Repeat each record below exactly, dropping the pictures.

» **Collected data entries**:

= = = = = = =

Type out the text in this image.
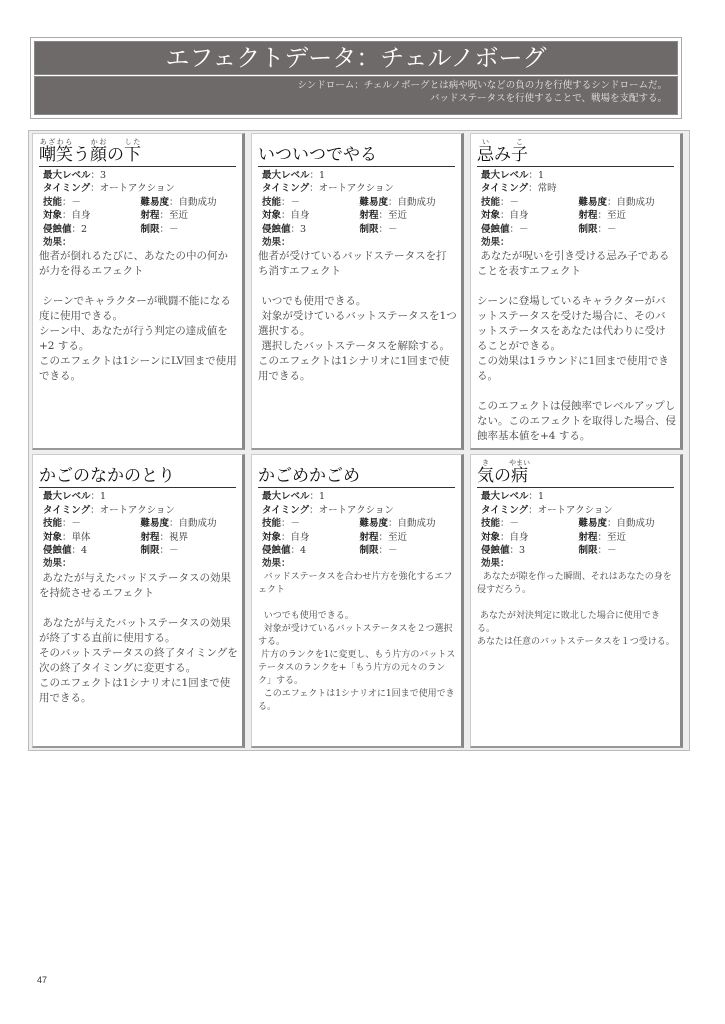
エフェクトデータ：チェルノボーグ
シンドローム：チェルノボーグとは病や呪いなどの負の力を行使するシンドロームだ。
バッドステータスを行使することで、戦場を支配する。
嘲笑あざわらう顔かおの下した
最大レベル：3
タイミング：オートアクション
技能：－	難易度：自動成功
対象：自身	射程：至近
侵蝕値：2	制限：－
効果：
他者が倒れるたびに、あなたの中の何かが力を得るエフェクト
シーンでキャラクターが戦闘不能になる度に使用できる。
シーン中、あなたが行う判定の達成値を+2 する。
このエフェクトは1シーンにLV回まで使用できる。
いついつでやる
最大レベル：1
タイミング：オートアクション
技能：－	難易度：自動成功
対象：自身	射程：至近
侵蝕値：3	制限：－
効果：
他者が受けているバッドステータスを打ち消すエフェクト
いつでも使用できる。
対象が受けているバットステータスを1つ選択する。
選択したバットステータスを解除する。
このエフェクトは1シナリオに1回まで使用できる。
忌いみ子こ
最大レベル：1
タイミング：常時
技能：－	難易度：自動成功
対象：自身	射程：至近
侵蝕値：－	制限：－
効果：
あなたが呪いを引き受ける忌み子であることを表すエフェクト
シーンに登場しているキャラクターがバットステータスを受けた場合に、そのバットステータスをあなたは代わりに受けることができる。
この効果は1ラウンドに1回まで使用できる。
このエフェクトは侵蝕率でレベルアップしない。このエフェクトを取得した場合、侵蝕率基本値を+4 する。
かごのなかのとり
最大レベル：1
タイミング：オートアクション
技能：－	難易度：自動成功
対象：単体	射程：視界
侵蝕値：4	制限：－
効果：
あなたが与えたバッドステータスの効果を持続させるエフェクト
あなたが与えたバットステータスの効果が終了する直前に使用する。
そのバットステータスの終了タイミングを次の終了タイミングに変更する。
このエフェクトは1シナリオに1回まで使用できる。
かごめかごめ
最大レベル：1
タイミング：オートアクション
技能：－	難易度：自動成功
対象：自身	射程：至近
侵蝕値：4	制限：－
効果：
バッドステータスを合わせ片方を強化するエフェクト
いつでも使用できる。
対象が受けているバットステータスを２つ選択する。
片方のランクを1に変更し、もう片方のバットステータスのランクを+「もう片方の元々のランク」する。
このエフェクトは1シナリオに1回まで使用できる。
気きの病やまい
最大レベル：1
タイミング：オートアクション
技能：－	難易度：自動成功
対象：自身	射程：至近
侵蝕値：3	制限：－
効果：
あなたが隙を作った瞬間、それはあなたの身を侵すだろう。
あなたが対決判定に敗北した場合に使用できる。
あなたは任意のバットステータスを１つ受ける。
47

= = = = = = =

» **Answer in full**:
Type out the text in this image.
エフェクトデータ：チェルノボーグ
シンドローム：チェルノボーグとは病や呪いなどの負の力を行使するシンドロームだ。
バッドステータスを行使することで、戦場を支配する。
嘲笑あざわらう顔かおの下した
最大レベル：3
タイミング：オートアクション
技能：－	難易度：自動成功
対象：自身	射程：至近
侵蝕値：2	制限：－
効果：
他者が倒れるたびに、あなたの中の何かが力を得るエフェクト
シーンでキャラクターが戦闘不能になる度に使用できる。
シーン中、あなたが行う判定の達成値を+2 する。
このエフェクトは1シーンにLV回まで使用できる。
いついつでやる
最大レベル：1
タイミング：オートアクション
技能：－	難易度：自動成功
対象：自身	射程：至近
侵蝕値：3	制限：－
効果：
他者が受けているバッドステータスを打ち消すエフェクト
いつでも使用できる。
対象が受けているバットステータスを1つ選択する。
選択したバットステータスを解除する。
このエフェクトは1シナリオに1回まで使用できる。
忌いみ子こ
最大レベル：1
タイミング：常時
技能：－	難易度：自動成功
対象：自身	射程：至近
侵蝕値：－	制限：－
効果：
あなたが呪いを引き受ける忌み子であることを表すエフェクト
シーンに登場しているキャラクターがバットステータスを受けた場合に、そのバットステータスをあなたは代わりに受けることができる。
この効果は1ラウンドに1回まで使用できる。
このエフェクトは侵蝕率でレベルアップしない。このエフェクトを取得した場合、侵蝕率基本値を+4 する。
かごのなかのとり
最大レベル：1
タイミング：オートアクション
技能：－	難易度：自動成功
対象：単体	射程：視界
侵蝕値：4	制限：－
効果：
あなたが与えたバッドステータスの効果を持続させるエフェクト
あなたが与えたバットステータスの効果が終了する直前に使用する。
そのバットステータスの終了タイミングを次の終了タイミングに変更する。
このエフェクトは1シナリオに1回まで使用できる。
かごめかごめ
最大レベル：1
タイミング：オートアクション
技能：－	難易度：自動成功
対象：自身	射程：至近
侵蝕値：4	制限：－
効果：
バッドステータスを合わせ片方を強化するエフェクト
いつでも使用できる。
対象が受けているバットステータスを２つ選択する。
片方のランクを1に変更し、もう片方のバットステータスのランクを+「もう片方の元々のランク」する。
このエフェクトは1シナリオに1回まで使用できる。
気きの病やまい
最大レベル：1
タイミング：オートアクション
技能：－	難易度：自動成功
対象：自身	射程：至近
侵蝕値：3	制限：－
効果：
あなたが隙を作った瞬間、それはあなたの身を侵すだろう。
あなたが対決判定に敗北した場合に使用できる。
あなたは任意のバットステータスを１つ受ける。
47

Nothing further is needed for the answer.